## WHAT TO PRODUCE
Return all of the entries word for word, but omit the pictures they contain.

## SUPPLIED DATA

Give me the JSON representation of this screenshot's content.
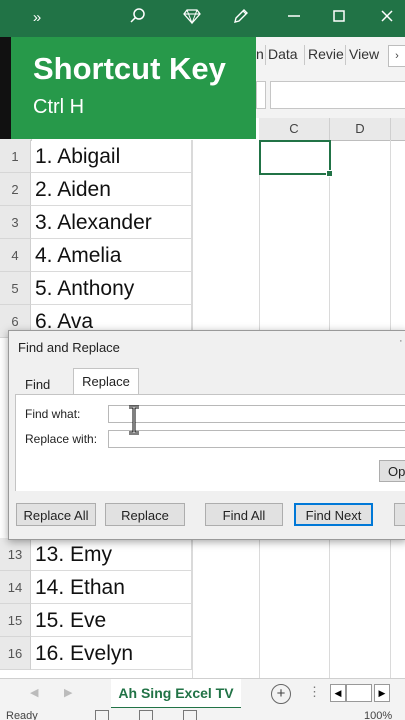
{
  "titlebar": {
    "icons": [
      "chevron-double-right-icon",
      "search-icon",
      "diamond-icon",
      "pen-icon",
      "minimize-icon",
      "maximize-icon",
      "close-icon"
    ],
    "accent": "#217346"
  },
  "ribbon": {
    "tabs": [
      "n",
      "Data",
      "Revie",
      "View"
    ]
  },
  "overlay": {
    "title": "Shortcut Key",
    "keys": "Ctrl H",
    "color": "#27994a"
  },
  "columns": [
    "C",
    "D"
  ],
  "rows": [
    {
      "num": "1",
      "a": "1. Abigail"
    },
    {
      "num": "2",
      "a": "2. Aiden"
    },
    {
      "num": "3",
      "a": "3. Alexander"
    },
    {
      "num": "4",
      "a": "4. Amelia"
    },
    {
      "num": "5",
      "a": "5. Anthony"
    },
    {
      "num": "6",
      "a": "6. Ava"
    },
    {
      "num": "13",
      "a": "13. Emy"
    },
    {
      "num": "14",
      "a": "14. Ethan"
    },
    {
      "num": "15",
      "a": "15. Eve"
    },
    {
      "num": "16",
      "a": "16. Evelyn"
    }
  ],
  "dialog": {
    "title": "Find and Replace",
    "tabs": {
      "find": "Find",
      "replace": "Replace"
    },
    "find_label": "Find what:",
    "replace_label": "Replace with:",
    "find_value": "",
    "replace_value": "",
    "options_label": "Op",
    "buttons": {
      "replace_all": "Replace All",
      "replace": "Replace",
      "find_all": "Find All",
      "find_next": "Find Next"
    }
  },
  "sheet": {
    "tab_label": "Ah Sing Excel TV"
  },
  "status": {
    "ready": "Ready",
    "zoom": "100%"
  }
}
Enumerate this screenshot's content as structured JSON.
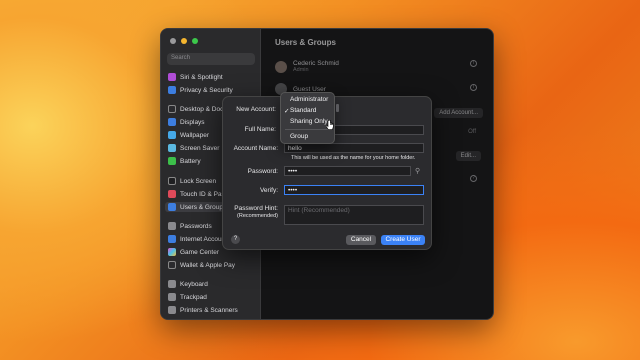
{
  "window": {
    "title": "Users & Groups",
    "search_placeholder": "Search"
  },
  "sidebar": {
    "items": [
      {
        "label": "Siri & Spotlight",
        "icon": "siri-icon"
      },
      {
        "label": "Privacy & Security",
        "icon": "hand-icon"
      },
      {
        "label": "Desktop & Dock",
        "icon": "dock-icon"
      },
      {
        "label": "Displays",
        "icon": "display-icon"
      },
      {
        "label": "Wallpaper",
        "icon": "wallpaper-icon"
      },
      {
        "label": "Screen Saver",
        "icon": "screensaver-icon"
      },
      {
        "label": "Battery",
        "icon": "battery-icon"
      },
      {
        "label": "Lock Screen",
        "icon": "lock-icon"
      },
      {
        "label": "Touch ID & Password",
        "icon": "fingerprint-icon"
      },
      {
        "label": "Users & Groups",
        "icon": "users-icon"
      },
      {
        "label": "Passwords",
        "icon": "key-icon"
      },
      {
        "label": "Internet Accounts",
        "icon": "at-icon"
      },
      {
        "label": "Game Center",
        "icon": "gamecenter-icon"
      },
      {
        "label": "Wallet & Apple Pay",
        "icon": "wallet-icon"
      },
      {
        "label": "Keyboard",
        "icon": "keyboard-icon"
      },
      {
        "label": "Trackpad",
        "icon": "trackpad-icon"
      },
      {
        "label": "Printers & Scanners",
        "icon": "printer-icon"
      }
    ]
  },
  "users": [
    {
      "name": "Cederic Schmid",
      "role": "Admin"
    },
    {
      "name": "Guest User",
      "role": ""
    }
  ],
  "main_buttons": {
    "add_account": "Add Account...",
    "off": "Off",
    "edit": "Edit..."
  },
  "dialog": {
    "new_account_label": "New Account:",
    "full_name_label": "Full Name:",
    "account_name_label": "Account Name:",
    "account_name_value": "hello",
    "account_name_hint": "This will be used as the name for your home folder.",
    "password_label": "Password:",
    "password_value": "••••",
    "verify_label": "Verify:",
    "verify_value": "••••",
    "hint_label": "Password Hint:",
    "hint_sub": "(Recommended)",
    "hint_placeholder": "Hint (Recommended)",
    "cancel": "Cancel",
    "create": "Create User",
    "help": "?"
  },
  "dropdown": {
    "options": [
      "Administrator",
      "Standard",
      "Sharing Only",
      "Group"
    ],
    "checkmark": "✓",
    "selected": "Standard",
    "highlighted": "Sharing Only"
  },
  "colors": {
    "accent": "#3b82f6"
  }
}
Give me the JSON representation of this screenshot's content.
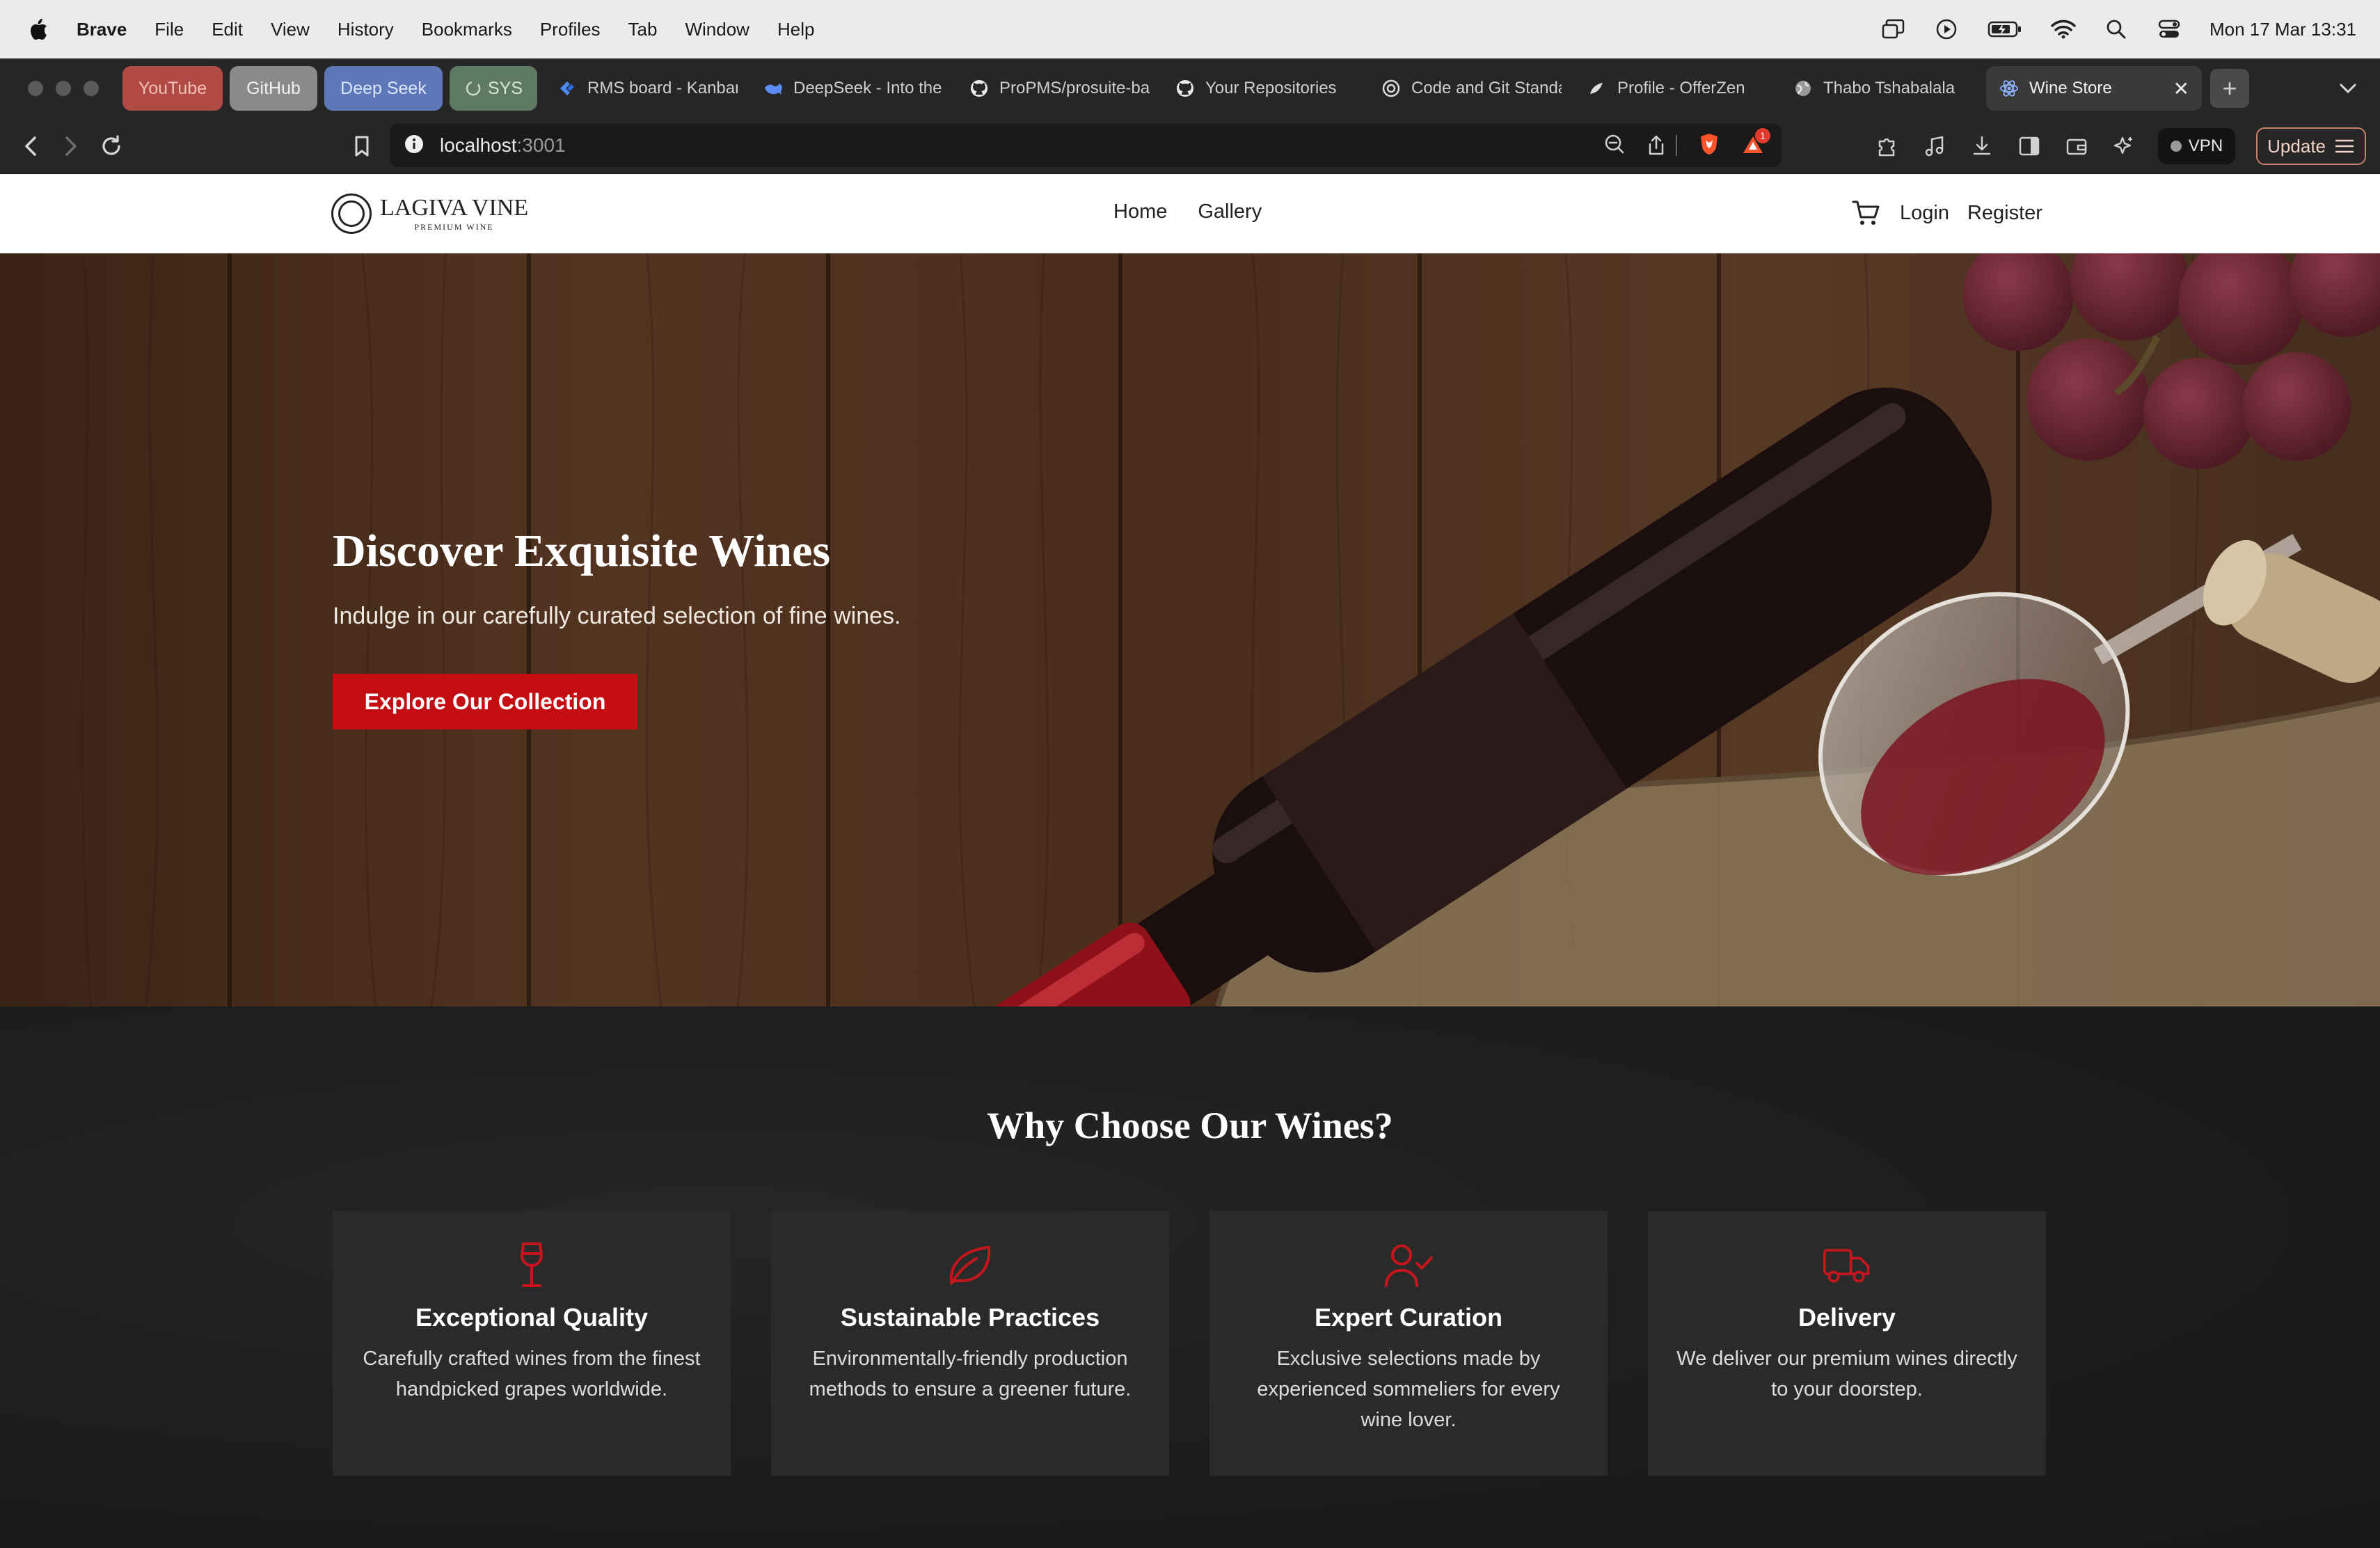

## FINISHED TASK
Give me the JSON representation of this screenshot's content.
{
  "titlebar": {
    "icons": [
      "chevron-double-right-icon",
      "search-icon",
      "diamond-icon",
      "pen-icon",
      "minimize-icon",
      "maximize-icon",
      "close-icon"
    ],
    "accent": "#217346"
  },
  "ribbon": {
    "tabs": [
      "n",
      "Data",
      "Revie",
      "View"
    ]
  },
  "overlay": {
    "title": "Shortcut Key",
    "keys": "Ctrl H",
    "color": "#27994a"
  },
  "columns": [
    "C",
    "D"
  ],
  "rows": [
    {
      "num": "1",
      "a": "1. Abigail"
    },
    {
      "num": "2",
      "a": "2. Aiden"
    },
    {
      "num": "3",
      "a": "3. Alexander"
    },
    {
      "num": "4",
      "a": "4. Amelia"
    },
    {
      "num": "5",
      "a": "5. Anthony"
    },
    {
      "num": "6",
      "a": "6. Ava"
    },
    {
      "num": "13",
      "a": "13. Emy"
    },
    {
      "num": "14",
      "a": "14. Ethan"
    },
    {
      "num": "15",
      "a": "15. Eve"
    },
    {
      "num": "16",
      "a": "16. Evelyn"
    }
  ],
  "dialog": {
    "title": "Find and Replace",
    "tabs": {
      "find": "Find",
      "replace": "Replace"
    },
    "find_label": "Find what:",
    "replace_label": "Replace with:",
    "find_value": "",
    "replace_value": "",
    "options_label": "Op",
    "buttons": {
      "replace_all": "Replace All",
      "replace": "Replace",
      "find_all": "Find All",
      "find_next": "Find Next"
    }
  },
  "sheet": {
    "tab_label": "Ah Sing Excel TV"
  },
  "status": {
    "ready": "Ready",
    "zoom": "100%"
  }
}
Enumerate this screenshot's content as structured JSON.
{
  "window": {
    "title": "Users & Groups",
    "search_placeholder": "Search"
  },
  "sidebar": {
    "items": [
      {
        "label": "Siri & Spotlight",
        "icon": "siri-icon"
      },
      {
        "label": "Privacy & Security",
        "icon": "hand-icon"
      },
      {
        "label": "Desktop & Dock",
        "icon": "dock-icon"
      },
      {
        "label": "Displays",
        "icon": "display-icon"
      },
      {
        "label": "Wallpaper",
        "icon": "wallpaper-icon"
      },
      {
        "label": "Screen Saver",
        "icon": "screensaver-icon"
      },
      {
        "label": "Battery",
        "icon": "battery-icon"
      },
      {
        "label": "Lock Screen",
        "icon": "lock-icon"
      },
      {
        "label": "Touch ID & Password",
        "icon": "fingerprint-icon"
      },
      {
        "label": "Users & Groups",
        "icon": "users-icon"
      },
      {
        "label": "Passwords",
        "icon": "key-icon"
      },
      {
        "label": "Internet Accounts",
        "icon": "at-icon"
      },
      {
        "label": "Game Center",
        "icon": "gamecenter-icon"
      },
      {
        "label": "Wallet & Apple Pay",
        "icon": "wallet-icon"
      },
      {
        "label": "Keyboard",
        "icon": "keyboard-icon"
      },
      {
        "label": "Trackpad",
        "icon": "trackpad-icon"
      },
      {
        "label": "Printers & Scanners",
        "icon": "printer-icon"
      }
    ]
  },
  "users": [
    {
      "name": "Cederic Schmid",
      "role": "Admin"
    },
    {
      "name": "Guest User",
      "role": ""
    }
  ],
  "main_buttons": {
    "add_account": "Add Account...",
    "off": "Off",
    "edit": "Edit..."
  },
  "dialog": {
    "new_account_label": "New Account:",
    "full_name_label": "Full Name:",
    "account_name_label": "Account Name:",
    "account_name_value": "hello",
    "account_name_hint": "This will be used as the name for your home folder.",
    "password_label": "Password:",
    "password_value": "••••",
    "verify_label": "Verify:",
    "verify_value": "••••",
    "hint_label": "Password Hint:",
    "hint_sub": "(Recommended)",
    "hint_placeholder": "Hint (Recommended)",
    "cancel": "Cancel",
    "create": "Create User",
    "help": "?"
  },
  "dropdown": {
    "options": [
      "Administrator",
      "Standard",
      "Sharing Only",
      "Group"
    ],
    "checkmark": "✓",
    "selected": "Standard",
    "highlighted": "Sharing Only"
  },
  "colors": {
    "accent": "#3b82f6"
  }
}
Give me the JSON representation of this screenshot's content.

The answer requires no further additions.